** STATED GOAL **
Within the records below, find each line that holds the string "title", then copy it.

::::

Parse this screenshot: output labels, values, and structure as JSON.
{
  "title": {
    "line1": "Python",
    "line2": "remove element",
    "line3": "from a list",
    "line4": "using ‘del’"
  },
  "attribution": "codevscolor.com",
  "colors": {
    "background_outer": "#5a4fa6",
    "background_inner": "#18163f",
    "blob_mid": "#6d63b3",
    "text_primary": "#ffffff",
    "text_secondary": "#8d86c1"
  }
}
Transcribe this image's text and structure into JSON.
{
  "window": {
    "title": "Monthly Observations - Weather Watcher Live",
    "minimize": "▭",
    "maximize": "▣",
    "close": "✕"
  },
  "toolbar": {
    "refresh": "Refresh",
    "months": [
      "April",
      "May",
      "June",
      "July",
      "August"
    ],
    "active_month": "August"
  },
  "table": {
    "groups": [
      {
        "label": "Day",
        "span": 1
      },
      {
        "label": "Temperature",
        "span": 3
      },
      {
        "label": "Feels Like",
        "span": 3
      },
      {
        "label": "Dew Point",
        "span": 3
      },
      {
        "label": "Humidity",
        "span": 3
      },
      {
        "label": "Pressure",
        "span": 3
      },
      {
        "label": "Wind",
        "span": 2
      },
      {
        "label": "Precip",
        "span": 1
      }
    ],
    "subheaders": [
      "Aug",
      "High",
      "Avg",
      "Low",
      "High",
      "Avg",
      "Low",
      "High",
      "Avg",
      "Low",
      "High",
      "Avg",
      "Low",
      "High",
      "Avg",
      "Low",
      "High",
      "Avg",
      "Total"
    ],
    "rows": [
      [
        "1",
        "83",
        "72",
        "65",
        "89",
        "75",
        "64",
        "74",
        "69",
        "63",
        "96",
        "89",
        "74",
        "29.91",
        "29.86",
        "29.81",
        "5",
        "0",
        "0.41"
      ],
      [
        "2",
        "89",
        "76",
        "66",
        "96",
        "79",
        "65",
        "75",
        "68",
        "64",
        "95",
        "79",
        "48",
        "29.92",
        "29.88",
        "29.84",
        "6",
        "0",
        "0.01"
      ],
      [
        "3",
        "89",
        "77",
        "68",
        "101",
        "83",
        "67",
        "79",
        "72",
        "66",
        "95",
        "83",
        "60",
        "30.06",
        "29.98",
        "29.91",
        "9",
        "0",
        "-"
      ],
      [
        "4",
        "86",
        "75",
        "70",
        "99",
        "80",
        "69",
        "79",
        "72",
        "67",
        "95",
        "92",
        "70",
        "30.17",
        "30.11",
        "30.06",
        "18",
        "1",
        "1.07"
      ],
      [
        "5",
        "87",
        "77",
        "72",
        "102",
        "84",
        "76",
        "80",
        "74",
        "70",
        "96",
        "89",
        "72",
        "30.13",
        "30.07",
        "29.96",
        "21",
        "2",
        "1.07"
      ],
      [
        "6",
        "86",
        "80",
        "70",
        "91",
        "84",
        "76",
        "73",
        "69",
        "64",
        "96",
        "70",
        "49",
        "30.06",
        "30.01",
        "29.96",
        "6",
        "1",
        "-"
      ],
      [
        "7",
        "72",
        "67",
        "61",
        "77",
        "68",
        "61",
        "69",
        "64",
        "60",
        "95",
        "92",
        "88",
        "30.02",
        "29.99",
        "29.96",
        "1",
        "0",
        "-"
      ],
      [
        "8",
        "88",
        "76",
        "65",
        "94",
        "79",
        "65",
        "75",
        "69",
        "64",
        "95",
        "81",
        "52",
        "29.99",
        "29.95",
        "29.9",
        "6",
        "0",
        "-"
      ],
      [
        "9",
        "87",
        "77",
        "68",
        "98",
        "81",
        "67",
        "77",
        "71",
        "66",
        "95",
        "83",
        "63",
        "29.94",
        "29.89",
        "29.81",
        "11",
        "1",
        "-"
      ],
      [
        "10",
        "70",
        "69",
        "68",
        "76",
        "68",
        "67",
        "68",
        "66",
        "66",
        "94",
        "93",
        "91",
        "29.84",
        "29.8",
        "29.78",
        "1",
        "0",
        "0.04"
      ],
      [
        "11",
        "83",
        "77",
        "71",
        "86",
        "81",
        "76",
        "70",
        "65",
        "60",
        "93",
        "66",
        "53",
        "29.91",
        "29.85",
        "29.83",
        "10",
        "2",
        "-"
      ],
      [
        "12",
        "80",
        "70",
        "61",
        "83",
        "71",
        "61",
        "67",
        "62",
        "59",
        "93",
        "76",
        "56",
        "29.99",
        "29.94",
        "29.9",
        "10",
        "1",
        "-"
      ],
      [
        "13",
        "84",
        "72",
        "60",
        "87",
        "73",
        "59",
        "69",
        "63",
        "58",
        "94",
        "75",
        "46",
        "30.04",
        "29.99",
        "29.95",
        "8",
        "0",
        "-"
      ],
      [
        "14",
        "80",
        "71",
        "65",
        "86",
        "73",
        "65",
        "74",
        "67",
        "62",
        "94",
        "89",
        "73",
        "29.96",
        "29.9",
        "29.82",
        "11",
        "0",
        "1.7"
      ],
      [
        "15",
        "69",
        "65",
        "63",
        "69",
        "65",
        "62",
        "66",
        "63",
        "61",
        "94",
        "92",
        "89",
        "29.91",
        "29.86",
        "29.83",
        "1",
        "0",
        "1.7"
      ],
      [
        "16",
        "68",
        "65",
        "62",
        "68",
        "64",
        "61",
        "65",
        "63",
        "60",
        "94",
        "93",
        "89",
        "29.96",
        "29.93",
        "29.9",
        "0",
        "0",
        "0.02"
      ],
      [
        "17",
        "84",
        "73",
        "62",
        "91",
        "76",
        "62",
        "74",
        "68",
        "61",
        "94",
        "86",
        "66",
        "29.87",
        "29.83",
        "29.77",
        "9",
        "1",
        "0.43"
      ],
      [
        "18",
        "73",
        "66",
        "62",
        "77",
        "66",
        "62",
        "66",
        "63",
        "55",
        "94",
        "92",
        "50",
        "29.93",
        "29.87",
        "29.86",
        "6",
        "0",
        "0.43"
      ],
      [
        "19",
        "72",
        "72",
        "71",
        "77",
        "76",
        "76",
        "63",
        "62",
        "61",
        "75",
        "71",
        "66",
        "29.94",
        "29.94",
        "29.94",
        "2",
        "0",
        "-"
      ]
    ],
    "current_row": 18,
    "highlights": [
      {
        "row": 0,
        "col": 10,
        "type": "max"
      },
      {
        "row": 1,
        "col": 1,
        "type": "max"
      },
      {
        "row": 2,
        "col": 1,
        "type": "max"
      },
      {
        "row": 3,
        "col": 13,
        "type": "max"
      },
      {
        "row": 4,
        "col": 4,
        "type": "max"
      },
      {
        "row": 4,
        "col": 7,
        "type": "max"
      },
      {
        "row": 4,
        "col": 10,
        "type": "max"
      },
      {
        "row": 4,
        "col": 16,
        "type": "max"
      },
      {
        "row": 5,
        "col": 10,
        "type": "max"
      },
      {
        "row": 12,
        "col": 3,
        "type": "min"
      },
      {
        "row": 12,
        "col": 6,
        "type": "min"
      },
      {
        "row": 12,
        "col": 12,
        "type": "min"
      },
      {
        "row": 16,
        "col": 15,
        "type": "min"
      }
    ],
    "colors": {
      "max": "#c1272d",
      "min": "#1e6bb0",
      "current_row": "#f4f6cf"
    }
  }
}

::::

** PROBLEM SOLUTION **
  "title": {
    "title": "Monthly Observations - Weather Watcher Live",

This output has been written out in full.